◆ **Supplied records**

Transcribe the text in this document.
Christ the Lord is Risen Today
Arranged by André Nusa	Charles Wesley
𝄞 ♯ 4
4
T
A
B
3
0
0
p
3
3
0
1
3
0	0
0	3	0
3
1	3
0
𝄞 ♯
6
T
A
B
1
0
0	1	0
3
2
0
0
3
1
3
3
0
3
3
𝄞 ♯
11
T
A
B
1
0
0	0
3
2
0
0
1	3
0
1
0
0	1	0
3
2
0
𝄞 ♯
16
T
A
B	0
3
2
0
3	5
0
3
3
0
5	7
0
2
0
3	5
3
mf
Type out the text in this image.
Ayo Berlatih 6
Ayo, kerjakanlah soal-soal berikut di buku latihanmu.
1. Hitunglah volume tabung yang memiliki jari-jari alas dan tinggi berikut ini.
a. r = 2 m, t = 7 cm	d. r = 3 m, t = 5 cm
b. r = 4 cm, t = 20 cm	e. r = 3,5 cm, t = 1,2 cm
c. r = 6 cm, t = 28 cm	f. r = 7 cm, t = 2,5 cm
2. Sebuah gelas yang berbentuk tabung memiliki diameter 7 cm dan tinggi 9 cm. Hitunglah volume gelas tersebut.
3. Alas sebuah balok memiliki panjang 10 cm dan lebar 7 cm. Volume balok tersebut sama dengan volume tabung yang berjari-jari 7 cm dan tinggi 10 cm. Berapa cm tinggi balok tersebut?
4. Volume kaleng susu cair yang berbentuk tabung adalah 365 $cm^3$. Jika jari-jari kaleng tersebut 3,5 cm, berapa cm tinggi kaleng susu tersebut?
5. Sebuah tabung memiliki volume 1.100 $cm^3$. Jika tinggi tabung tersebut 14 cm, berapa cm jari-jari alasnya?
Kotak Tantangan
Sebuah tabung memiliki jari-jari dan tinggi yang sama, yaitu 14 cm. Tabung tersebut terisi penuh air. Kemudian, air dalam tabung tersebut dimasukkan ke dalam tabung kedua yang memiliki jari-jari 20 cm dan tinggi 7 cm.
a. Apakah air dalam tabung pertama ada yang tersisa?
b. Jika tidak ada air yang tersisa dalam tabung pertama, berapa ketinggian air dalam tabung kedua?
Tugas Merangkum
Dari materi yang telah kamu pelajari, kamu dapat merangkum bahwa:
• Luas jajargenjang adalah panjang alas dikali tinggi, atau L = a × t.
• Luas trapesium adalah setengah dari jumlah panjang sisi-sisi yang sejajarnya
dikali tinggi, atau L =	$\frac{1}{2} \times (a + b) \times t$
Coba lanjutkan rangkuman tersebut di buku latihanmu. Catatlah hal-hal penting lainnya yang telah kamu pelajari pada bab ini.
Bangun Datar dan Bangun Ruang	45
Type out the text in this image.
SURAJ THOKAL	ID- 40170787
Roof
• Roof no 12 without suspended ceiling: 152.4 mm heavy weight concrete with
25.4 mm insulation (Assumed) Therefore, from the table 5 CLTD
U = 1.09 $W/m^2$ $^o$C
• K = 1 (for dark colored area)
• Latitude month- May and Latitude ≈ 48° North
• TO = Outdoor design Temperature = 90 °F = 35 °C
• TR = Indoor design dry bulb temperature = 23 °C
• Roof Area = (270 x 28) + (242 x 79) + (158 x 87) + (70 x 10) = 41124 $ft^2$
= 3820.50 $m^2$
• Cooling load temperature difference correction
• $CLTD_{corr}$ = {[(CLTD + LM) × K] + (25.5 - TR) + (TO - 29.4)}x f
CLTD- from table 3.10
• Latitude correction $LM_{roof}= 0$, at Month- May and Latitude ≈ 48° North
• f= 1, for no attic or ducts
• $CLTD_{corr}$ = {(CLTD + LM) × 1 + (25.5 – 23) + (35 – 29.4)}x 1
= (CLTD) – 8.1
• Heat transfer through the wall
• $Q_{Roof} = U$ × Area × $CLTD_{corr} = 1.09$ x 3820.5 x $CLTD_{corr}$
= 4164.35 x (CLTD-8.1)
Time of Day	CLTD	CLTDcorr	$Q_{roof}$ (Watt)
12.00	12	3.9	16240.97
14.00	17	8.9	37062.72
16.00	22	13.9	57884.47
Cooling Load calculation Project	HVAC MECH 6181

◆ **Aim**
Check each line of the data above for the word "panjang" and say how many lines contain it, giving nothing besides the number.

◆ **Task output**
3